• SET EXERCISE:
Every record must be repeated exactly, with no omission.

• RECORDS TO PROCESS:
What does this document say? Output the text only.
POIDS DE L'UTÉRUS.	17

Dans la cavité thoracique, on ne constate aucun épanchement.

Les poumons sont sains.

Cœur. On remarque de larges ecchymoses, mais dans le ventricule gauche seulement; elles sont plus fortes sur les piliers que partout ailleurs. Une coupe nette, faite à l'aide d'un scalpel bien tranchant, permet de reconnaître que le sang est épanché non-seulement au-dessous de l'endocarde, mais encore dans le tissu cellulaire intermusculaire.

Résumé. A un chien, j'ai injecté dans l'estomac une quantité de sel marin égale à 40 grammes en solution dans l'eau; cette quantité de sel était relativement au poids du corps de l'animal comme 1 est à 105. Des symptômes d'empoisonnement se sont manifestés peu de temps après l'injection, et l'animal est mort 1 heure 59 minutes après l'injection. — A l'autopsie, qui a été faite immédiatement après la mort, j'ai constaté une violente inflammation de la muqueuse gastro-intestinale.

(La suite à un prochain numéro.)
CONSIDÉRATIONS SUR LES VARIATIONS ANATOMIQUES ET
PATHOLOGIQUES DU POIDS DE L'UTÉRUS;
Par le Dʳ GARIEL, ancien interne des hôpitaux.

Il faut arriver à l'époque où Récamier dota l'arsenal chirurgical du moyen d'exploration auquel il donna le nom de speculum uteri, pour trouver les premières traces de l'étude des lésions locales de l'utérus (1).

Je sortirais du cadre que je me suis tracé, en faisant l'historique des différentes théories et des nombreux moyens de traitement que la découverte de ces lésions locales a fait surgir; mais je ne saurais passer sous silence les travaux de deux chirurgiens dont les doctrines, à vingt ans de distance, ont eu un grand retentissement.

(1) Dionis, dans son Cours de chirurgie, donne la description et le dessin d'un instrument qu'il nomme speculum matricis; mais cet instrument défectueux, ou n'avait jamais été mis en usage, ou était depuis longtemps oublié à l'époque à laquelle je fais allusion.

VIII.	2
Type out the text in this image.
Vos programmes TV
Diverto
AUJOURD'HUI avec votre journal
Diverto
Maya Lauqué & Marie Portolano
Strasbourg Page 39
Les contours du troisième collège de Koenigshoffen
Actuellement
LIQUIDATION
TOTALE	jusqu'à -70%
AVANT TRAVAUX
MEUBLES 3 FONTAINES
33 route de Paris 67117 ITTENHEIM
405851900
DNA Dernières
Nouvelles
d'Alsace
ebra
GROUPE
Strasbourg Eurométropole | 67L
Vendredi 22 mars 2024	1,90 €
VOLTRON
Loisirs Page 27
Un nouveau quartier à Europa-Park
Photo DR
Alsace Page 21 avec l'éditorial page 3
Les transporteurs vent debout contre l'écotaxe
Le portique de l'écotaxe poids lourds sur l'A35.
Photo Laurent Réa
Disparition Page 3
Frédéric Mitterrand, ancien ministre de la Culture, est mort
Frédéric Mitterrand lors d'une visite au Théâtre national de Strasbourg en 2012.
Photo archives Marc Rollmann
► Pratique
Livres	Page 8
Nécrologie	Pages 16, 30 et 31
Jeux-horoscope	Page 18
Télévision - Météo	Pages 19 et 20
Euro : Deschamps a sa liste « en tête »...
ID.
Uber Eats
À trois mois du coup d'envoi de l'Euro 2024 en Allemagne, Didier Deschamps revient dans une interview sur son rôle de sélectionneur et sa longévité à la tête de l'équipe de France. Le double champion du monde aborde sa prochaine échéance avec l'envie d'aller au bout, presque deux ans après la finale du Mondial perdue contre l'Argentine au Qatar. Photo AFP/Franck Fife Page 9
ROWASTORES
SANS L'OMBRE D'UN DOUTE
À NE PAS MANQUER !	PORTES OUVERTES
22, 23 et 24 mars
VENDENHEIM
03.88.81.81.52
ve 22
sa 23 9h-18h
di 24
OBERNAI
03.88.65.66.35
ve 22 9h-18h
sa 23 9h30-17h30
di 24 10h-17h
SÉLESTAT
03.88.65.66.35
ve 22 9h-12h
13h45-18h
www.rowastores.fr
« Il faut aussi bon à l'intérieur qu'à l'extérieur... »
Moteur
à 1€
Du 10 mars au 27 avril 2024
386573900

• RESULT OF THIS TASK:
What does this document say? Output the text only.
POIDS DE L'UTÉRUS.	17

Dans la cavité thoracique, on ne constate aucun épanchement.

Les poumons sont sains.

Cœur. On remarque de larges ecchymoses, mais dans le ventricule gauche seulement; elles sont plus fortes sur les piliers que partout ailleurs. Une coupe nette, faite à l'aide d'un scalpel bien tranchant, permet de reconnaître que le sang est épanché non-seulement au-dessous de l'endocarde, mais encore dans le tissu cellulaire intermusculaire.

Résumé. A un chien, j'ai injecté dans l'estomac une quantité de sel marin égale à 40 grammes en solution dans l'eau; cette quantité de sel était relativement au poids du corps de l'animal comme 1 est à 105. Des symptômes d'empoisonnement se sont manifestés peu de temps après l'injection, et l'animal est mort 1 heure 59 minutes après l'injection. — A l'autopsie, qui a été faite immédiatement après la mort, j'ai constaté une violente inflammation de la muqueuse gastro-intestinale.

(La suite à un prochain numéro.)
CONSIDÉRATIONS SUR LES VARIATIONS ANATOMIQUES ET
PATHOLOGIQUES DU POIDS DE L'UTÉRUS;
Par le Dʳ GARIEL, ancien interne des hôpitaux.

Il faut arriver à l'époque où Récamier dota l'arsenal chirurgical du moyen d'exploration auquel il donna le nom de speculum uteri, pour trouver les premières traces de l'étude des lésions locales de l'utérus (1).

Je sortirais du cadre que je me suis tracé, en faisant l'historique des différentes théories et des nombreux moyens de traitement que la découverte de ces lésions locales a fait surgir; mais je ne saurais passer sous silence les travaux de deux chirurgiens dont les doctrines, à vingt ans de distance, ont eu un grand retentissement.

(1) Dionis, dans son Cours de chirurgie, donne la description et le dessin d'un instrument qu'il nomme speculum matricis; mais cet instrument défectueux, ou n'avait jamais été mis en usage, ou était depuis longtemps oublié à l'époque à laquelle je fais allusion.

VIII.	2
Type out the text in this image.
Vos programmes TV
Diverto
AUJOURD'HUI avec votre journal
Diverto
Maya Lauqué & Marie Portolano
Strasbourg Page 39
Les contours du troisième collège de Koenigshoffen
Actuellement
LIQUIDATION
TOTALE	jusqu'à -70%
AVANT TRAVAUX
MEUBLES 3 FONTAINES
33 route de Paris 67117 ITTENHEIM
405851900
DNA Dernières
Nouvelles
d'Alsace
ebra
GROUPE
Strasbourg Eurométropole | 67L
Vendredi 22 mars 2024	1,90 €
VOLTRON
Loisirs Page 27
Un nouveau quartier à Europa-Park
Photo DR
Alsace Page 21 avec l'éditorial page 3
Les transporteurs vent debout contre l'écotaxe
Le portique de l'écotaxe poids lourds sur l'A35.
Photo Laurent Réa
Disparition Page 3
Frédéric Mitterrand, ancien ministre de la Culture, est mort
Frédéric Mitterrand lors d'une visite au Théâtre national de Strasbourg en 2012.
Photo archives Marc Rollmann
► Pratique
Livres	Page 8
Nécrologie	Pages 16, 30 et 31
Jeux-horoscope	Page 18
Télévision - Météo	Pages 19 et 20
Euro : Deschamps a sa liste « en tête »...
ID.
Uber Eats
À trois mois du coup d'envoi de l'Euro 2024 en Allemagne, Didier Deschamps revient dans une interview sur son rôle de sélectionneur et sa longévité à la tête de l'équipe de France. Le double champion du monde aborde sa prochaine échéance avec l'envie d'aller au bout, presque deux ans après la finale du Mondial perdue contre l'Argentine au Qatar. Photo AFP/Franck Fife Page 9
ROWASTORES
SANS L'OMBRE D'UN DOUTE
À NE PAS MANQUER !	PORTES OUVERTES
22, 23 et 24 mars
VENDENHEIM
03.88.81.81.52
ve 22
sa 23 9h-18h
di 24
OBERNAI
03.88.65.66.35
ve 22 9h-18h
sa 23 9h30-17h30
di 24 10h-17h
SÉLESTAT
03.88.65.66.35
ve 22 9h-12h
13h45-18h
www.rowastores.fr
« Il faut aussi bon à l'intérieur qu'à l'extérieur... »
Moteur
à 1€
Du 10 mars au 27 avril 2024
386573900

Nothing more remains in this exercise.